Problem statement →
Repeat verbatim each line from the line with "Convert this chart to structured JSON data." to the end of the entries. Pictures do not belong in the copy.

:: Data for this exercise

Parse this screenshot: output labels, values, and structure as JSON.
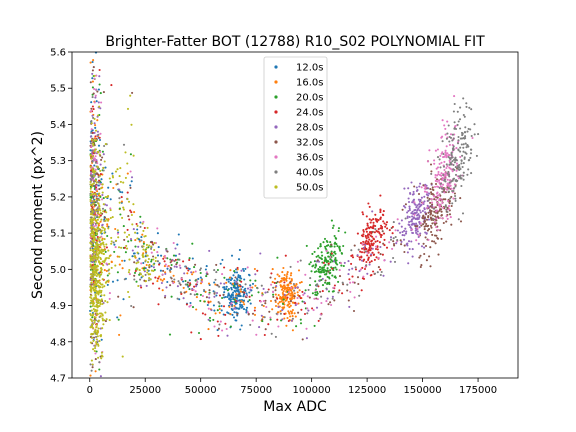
{
  "chart_data": {
    "type": "scatter",
    "title": "Brighter-Fatter BOT (12788) R10_S02 POLYNOMIAL FIT",
    "xlabel": "Max ADC",
    "ylabel": "Second moment (px^2)",
    "xlim": [
      -8000,
      193000
    ],
    "ylim": [
      4.7,
      5.6
    ],
    "xticks": [
      0,
      25000,
      50000,
      75000,
      100000,
      125000,
      150000,
      175000
    ],
    "xtick_labels": [
      "0",
      "25000",
      "50000",
      "75000",
      "100000",
      "125000",
      "150000",
      "175000"
    ],
    "yticks": [
      4.7,
      4.8,
      4.9,
      5.0,
      5.1,
      5.2,
      5.3,
      5.4,
      5.5,
      5.6
    ],
    "ytick_labels": [
      "4.7",
      "4.8",
      "4.9",
      "5.0",
      "5.1",
      "5.2",
      "5.3",
      "5.4",
      "5.5",
      "5.6"
    ],
    "grid": false,
    "legend_position": "top-center",
    "series": [
      {
        "name": "12.0s",
        "color": "#1f77b4",
        "cluster_x": 66000,
        "cluster_y": 4.93,
        "spread_x": 3000,
        "spread_y": 0.035
      },
      {
        "name": "16.0s",
        "color": "#ff7f0e",
        "cluster_x": 89000,
        "cluster_y": 4.93,
        "spread_x": 3000,
        "spread_y": 0.035
      },
      {
        "name": "20.0s",
        "color": "#2ca02c",
        "cluster_x": 107000,
        "cluster_y": 5.02,
        "spread_x": 3500,
        "spread_y": 0.04
      },
      {
        "name": "24.0s",
        "color": "#d62728",
        "cluster_x": 127000,
        "cluster_y": 5.08,
        "spread_x": 3500,
        "spread_y": 0.04
      },
      {
        "name": "28.0s",
        "color": "#9467bd",
        "cluster_x": 147000,
        "cluster_y": 5.14,
        "spread_x": 3500,
        "spread_y": 0.04
      },
      {
        "name": "32.0s",
        "color": "#8c564b",
        "cluster_x": 156000,
        "cluster_y": 5.16,
        "spread_x": 4000,
        "spread_y": 0.05
      },
      {
        "name": "36.0s",
        "color": "#e377c2",
        "cluster_x": 160000,
        "cluster_y": 5.25,
        "spread_x": 3500,
        "spread_y": 0.06
      },
      {
        "name": "40.0s",
        "color": "#7f7f7f",
        "cluster_x": 166000,
        "cluster_y": 5.32,
        "spread_x": 3500,
        "spread_y": 0.06
      },
      {
        "name": "50.0s",
        "color": "#bcbd22",
        "cluster_x": 3000,
        "cluster_y": 5.0,
        "spread_x": 2500,
        "spread_y": 0.12
      }
    ]
  }
}
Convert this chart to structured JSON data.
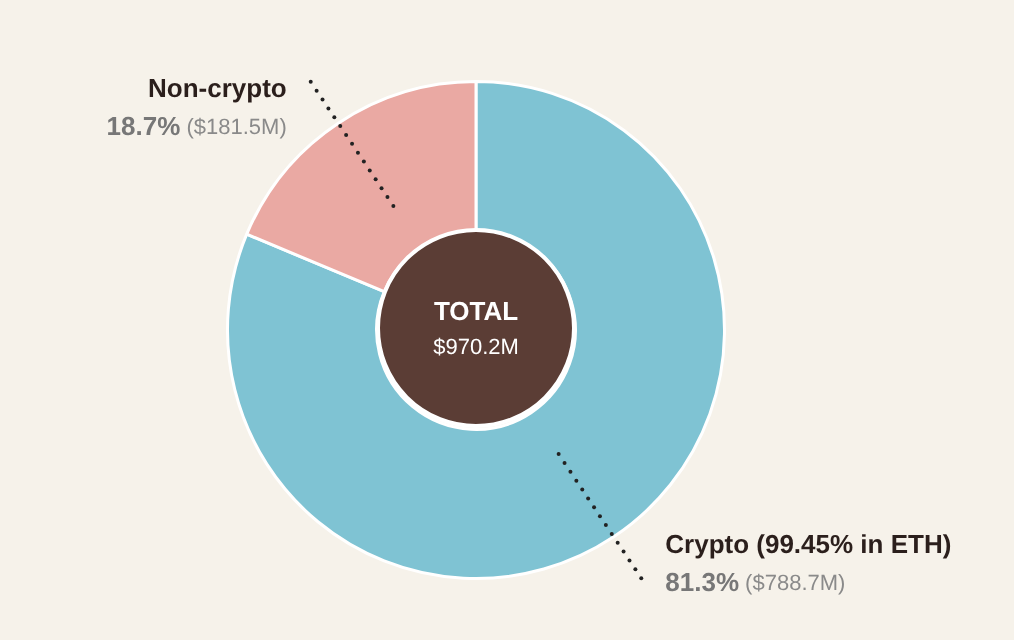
{
  "chart_data": {
    "type": "donut",
    "categories": [
      "Crypto (99.45% in ETH)",
      "Non-crypto"
    ],
    "values": [
      81.3,
      18.7
    ],
    "colors": [
      "#7fc3d3",
      "#eaa9a3"
    ],
    "value_labels": [
      "81.3% ($788.7M)",
      "18.7% ($181.5M)"
    ],
    "annotations": [
      "TOTAL",
      "$970.2M"
    ],
    "legend": false
  }
}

::::

Final result →
Convert this chart to structured JSON data.
{
  "chart_data": {
    "type": "donut",
    "categories": [
      "Crypto (99.45% in ETH)",
      "Non-crypto"
    ],
    "values": [
      81.3,
      18.7
    ],
    "colors": [
      "#7fc3d3",
      "#eaa9a3"
    ],
    "value_labels": [
      "81.3% ($788.7M)",
      "18.7% ($181.5M)"
    ],
    "annotations": [
      "TOTAL",
      "$970.2M"
    ],
    "legend": false
  }
}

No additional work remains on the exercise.